**Items**
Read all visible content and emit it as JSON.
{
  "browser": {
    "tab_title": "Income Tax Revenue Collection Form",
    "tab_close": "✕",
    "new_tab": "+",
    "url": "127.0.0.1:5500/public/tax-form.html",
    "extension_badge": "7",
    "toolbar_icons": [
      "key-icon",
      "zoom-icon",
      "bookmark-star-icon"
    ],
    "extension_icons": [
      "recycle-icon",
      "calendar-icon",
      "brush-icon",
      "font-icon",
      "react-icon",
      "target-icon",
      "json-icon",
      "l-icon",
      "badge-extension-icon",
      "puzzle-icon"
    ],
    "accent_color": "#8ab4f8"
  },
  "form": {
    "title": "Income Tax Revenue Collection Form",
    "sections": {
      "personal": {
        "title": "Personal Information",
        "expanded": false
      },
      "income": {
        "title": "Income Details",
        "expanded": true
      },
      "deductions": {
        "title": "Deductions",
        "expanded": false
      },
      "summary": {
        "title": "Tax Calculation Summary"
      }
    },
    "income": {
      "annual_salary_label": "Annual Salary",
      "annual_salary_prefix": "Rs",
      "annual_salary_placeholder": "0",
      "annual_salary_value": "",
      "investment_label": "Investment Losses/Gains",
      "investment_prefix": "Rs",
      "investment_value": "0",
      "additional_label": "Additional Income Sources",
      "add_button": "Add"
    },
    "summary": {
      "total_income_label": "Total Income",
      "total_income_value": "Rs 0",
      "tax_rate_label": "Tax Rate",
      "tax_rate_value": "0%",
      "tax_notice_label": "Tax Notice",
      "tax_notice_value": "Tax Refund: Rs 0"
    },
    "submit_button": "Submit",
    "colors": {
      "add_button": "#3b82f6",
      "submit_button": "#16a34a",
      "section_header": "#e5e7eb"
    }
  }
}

**Problem**
Identify and copy all lines with the word "Collection".

**Exercise output**
    "tab_title": "Income Tax Revenue Collection Form",
    "title": "Income Tax Revenue Collection Form",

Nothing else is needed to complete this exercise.